=== Job ===
What follows is a block of records; restate each one word for word.

+---+

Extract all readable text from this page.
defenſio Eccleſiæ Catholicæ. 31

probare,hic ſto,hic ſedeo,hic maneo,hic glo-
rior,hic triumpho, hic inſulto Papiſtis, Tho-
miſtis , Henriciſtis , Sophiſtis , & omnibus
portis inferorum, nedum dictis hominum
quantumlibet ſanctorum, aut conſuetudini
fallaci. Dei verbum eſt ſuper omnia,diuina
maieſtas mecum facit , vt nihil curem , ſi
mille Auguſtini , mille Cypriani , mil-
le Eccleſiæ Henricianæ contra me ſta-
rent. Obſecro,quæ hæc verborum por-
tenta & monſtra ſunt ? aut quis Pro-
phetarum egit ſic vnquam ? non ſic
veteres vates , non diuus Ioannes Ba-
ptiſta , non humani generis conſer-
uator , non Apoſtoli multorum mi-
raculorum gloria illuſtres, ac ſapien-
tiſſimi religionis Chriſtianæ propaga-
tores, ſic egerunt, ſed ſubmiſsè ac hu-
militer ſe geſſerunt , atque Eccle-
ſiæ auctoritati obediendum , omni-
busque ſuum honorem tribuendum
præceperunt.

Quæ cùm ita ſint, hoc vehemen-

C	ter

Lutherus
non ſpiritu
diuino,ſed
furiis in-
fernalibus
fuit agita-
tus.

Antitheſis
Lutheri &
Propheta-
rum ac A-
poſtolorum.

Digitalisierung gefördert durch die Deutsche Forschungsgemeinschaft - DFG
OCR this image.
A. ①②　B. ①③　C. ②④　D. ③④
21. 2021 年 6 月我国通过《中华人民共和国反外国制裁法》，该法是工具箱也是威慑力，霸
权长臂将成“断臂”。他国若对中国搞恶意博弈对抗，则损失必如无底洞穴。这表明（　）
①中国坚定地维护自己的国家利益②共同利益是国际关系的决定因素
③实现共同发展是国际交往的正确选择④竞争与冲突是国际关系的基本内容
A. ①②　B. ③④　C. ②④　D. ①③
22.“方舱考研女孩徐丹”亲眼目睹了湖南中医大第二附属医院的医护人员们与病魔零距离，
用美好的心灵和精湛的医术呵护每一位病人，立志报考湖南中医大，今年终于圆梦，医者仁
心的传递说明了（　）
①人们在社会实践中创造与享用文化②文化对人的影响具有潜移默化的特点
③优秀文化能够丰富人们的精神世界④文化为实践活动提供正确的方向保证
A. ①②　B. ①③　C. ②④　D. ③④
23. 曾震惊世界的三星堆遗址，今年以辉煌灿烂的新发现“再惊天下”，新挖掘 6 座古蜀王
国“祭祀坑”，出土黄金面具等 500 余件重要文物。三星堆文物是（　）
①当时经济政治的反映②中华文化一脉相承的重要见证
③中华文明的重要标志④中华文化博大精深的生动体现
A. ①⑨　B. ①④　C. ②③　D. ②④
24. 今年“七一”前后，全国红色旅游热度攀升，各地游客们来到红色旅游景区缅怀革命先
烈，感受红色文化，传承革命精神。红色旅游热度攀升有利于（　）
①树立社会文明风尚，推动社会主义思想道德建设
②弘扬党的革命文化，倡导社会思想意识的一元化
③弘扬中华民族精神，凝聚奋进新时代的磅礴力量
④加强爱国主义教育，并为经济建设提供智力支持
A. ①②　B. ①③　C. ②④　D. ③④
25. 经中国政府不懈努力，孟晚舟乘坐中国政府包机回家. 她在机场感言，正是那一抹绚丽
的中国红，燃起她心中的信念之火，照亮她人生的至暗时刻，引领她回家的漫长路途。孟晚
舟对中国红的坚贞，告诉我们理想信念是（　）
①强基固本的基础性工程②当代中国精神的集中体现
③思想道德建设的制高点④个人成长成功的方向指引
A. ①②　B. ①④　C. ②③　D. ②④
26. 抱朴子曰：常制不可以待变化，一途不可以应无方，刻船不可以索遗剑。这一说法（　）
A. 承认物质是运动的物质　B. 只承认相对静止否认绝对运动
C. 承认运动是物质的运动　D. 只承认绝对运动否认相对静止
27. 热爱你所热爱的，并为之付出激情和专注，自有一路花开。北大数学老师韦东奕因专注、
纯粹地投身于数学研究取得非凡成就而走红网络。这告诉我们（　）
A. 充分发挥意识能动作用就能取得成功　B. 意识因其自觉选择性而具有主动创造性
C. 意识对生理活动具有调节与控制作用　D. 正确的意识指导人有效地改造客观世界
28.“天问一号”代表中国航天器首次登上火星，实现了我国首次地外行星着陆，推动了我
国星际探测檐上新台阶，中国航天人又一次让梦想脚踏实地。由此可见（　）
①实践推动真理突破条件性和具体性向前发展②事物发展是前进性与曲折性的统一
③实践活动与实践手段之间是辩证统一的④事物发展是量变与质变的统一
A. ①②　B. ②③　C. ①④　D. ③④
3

+---+

=== Exercise answer ===
Extract all readable text from this page.
defenſio Eccleſiæ Catholicæ. 31

probare,hic ſto,hic ſedeo,hic maneo,hic glo-
rior,hic triumpho, hic inſulto Papiſtis, Tho-
miſtis , Henriciſtis , Sophiſtis , & omnibus
portis inferorum, nedum dictis hominum
quantumlibet ſanctorum, aut conſuetudini
fallaci. Dei verbum eſt ſuper omnia,diuina
maieſtas mecum facit , vt nihil curem , ſi
mille Auguſtini , mille Cypriani , mil-
le Eccleſiæ Henricianæ contra me ſta-
rent. Obſecro,quæ hæc verborum por-
tenta & monſtra ſunt ? aut quis Pro-
phetarum egit ſic vnquam ? non ſic
veteres vates , non diuus Ioannes Ba-
ptiſta , non humani generis conſer-
uator , non Apoſtoli multorum mi-
raculorum gloria illuſtres, ac ſapien-
tiſſimi religionis Chriſtianæ propaga-
tores, ſic egerunt, ſed ſubmiſsè ac hu-
militer ſe geſſerunt , atque Eccle-
ſiæ auctoritati obediendum , omni-
busque ſuum honorem tribuendum
præceperunt.

Quæ cùm ita ſint, hoc vehemen-

C	ter

Lutherus
non ſpiritu
diuino,ſed
furiis in-
fernalibus
fuit agita-
tus.

Antitheſis
Lutheri &
Propheta-
rum ac A-
poſtolorum.

Digitalisierung gefördert durch die Deutsche Forschungsgemeinschaft - DFG
OCR this image.
A. ①②　B. ①③　C. ②④　D. ③④
21. 2021 年 6 月我国通过《中华人民共和国反外国制裁法》，该法是工具箱也是威慑力，霸
权长臂将成“断臂”。他国若对中国搞恶意博弈对抗，则损失必如无底洞穴。这表明（　）
①中国坚定地维护自己的国家利益②共同利益是国际关系的决定因素
③实现共同发展是国际交往的正确选择④竞争与冲突是国际关系的基本内容
A. ①②　B. ③④　C. ②④　D. ①③
22.“方舱考研女孩徐丹”亲眼目睹了湖南中医大第二附属医院的医护人员们与病魔零距离，
用美好的心灵和精湛的医术呵护每一位病人，立志报考湖南中医大，今年终于圆梦，医者仁
心的传递说明了（　）
①人们在社会实践中创造与享用文化②文化对人的影响具有潜移默化的特点
③优秀文化能够丰富人们的精神世界④文化为实践活动提供正确的方向保证
A. ①②　B. ①③　C. ②④　D. ③④
23. 曾震惊世界的三星堆遗址，今年以辉煌灿烂的新发现“再惊天下”，新挖掘 6 座古蜀王
国“祭祀坑”，出土黄金面具等 500 余件重要文物。三星堆文物是（　）
①当时经济政治的反映②中华文化一脉相承的重要见证
③中华文明的重要标志④中华文化博大精深的生动体现
A. ①⑨　B. ①④　C. ②③　D. ②④
24. 今年“七一”前后，全国红色旅游热度攀升，各地游客们来到红色旅游景区缅怀革命先
烈，感受红色文化，传承革命精神。红色旅游热度攀升有利于（　）
①树立社会文明风尚，推动社会主义思想道德建设
②弘扬党的革命文化，倡导社会思想意识的一元化
③弘扬中华民族精神，凝聚奋进新时代的磅礴力量
④加强爱国主义教育，并为经济建设提供智力支持
A. ①②　B. ①③　C. ②④　D. ③④
25. 经中国政府不懈努力，孟晚舟乘坐中国政府包机回家. 她在机场感言，正是那一抹绚丽
的中国红，燃起她心中的信念之火，照亮她人生的至暗时刻，引领她回家的漫长路途。孟晚
舟对中国红的坚贞，告诉我们理想信念是（　）
①强基固本的基础性工程②当代中国精神的集中体现
③思想道德建设的制高点④个人成长成功的方向指引
A. ①②　B. ①④　C. ②③　D. ②④
26. 抱朴子曰：常制不可以待变化，一途不可以应无方，刻船不可以索遗剑。这一说法（　）
A. 承认物质是运动的物质　B. 只承认相对静止否认绝对运动
C. 承认运动是物质的运动　D. 只承认绝对运动否认相对静止
27. 热爱你所热爱的，并为之付出激情和专注，自有一路花开。北大数学老师韦东奕因专注、
纯粹地投身于数学研究取得非凡成就而走红网络。这告诉我们（　）
A. 充分发挥意识能动作用就能取得成功　B. 意识因其自觉选择性而具有主动创造性
C. 意识对生理活动具有调节与控制作用　D. 正确的意识指导人有效地改造客观世界
28.“天问一号”代表中国航天器首次登上火星，实现了我国首次地外行星着陆，推动了我
国星际探测檐上新台阶，中国航天人又一次让梦想脚踏实地。由此可见（　）
①实践推动真理突破条件性和具体性向前发展②事物发展是前进性与曲折性的统一
③实践活动与实践手段之间是辩证统一的④事物发展是量变与质变的统一
A. ①②　B. ②③　C. ①④　D. ③④
3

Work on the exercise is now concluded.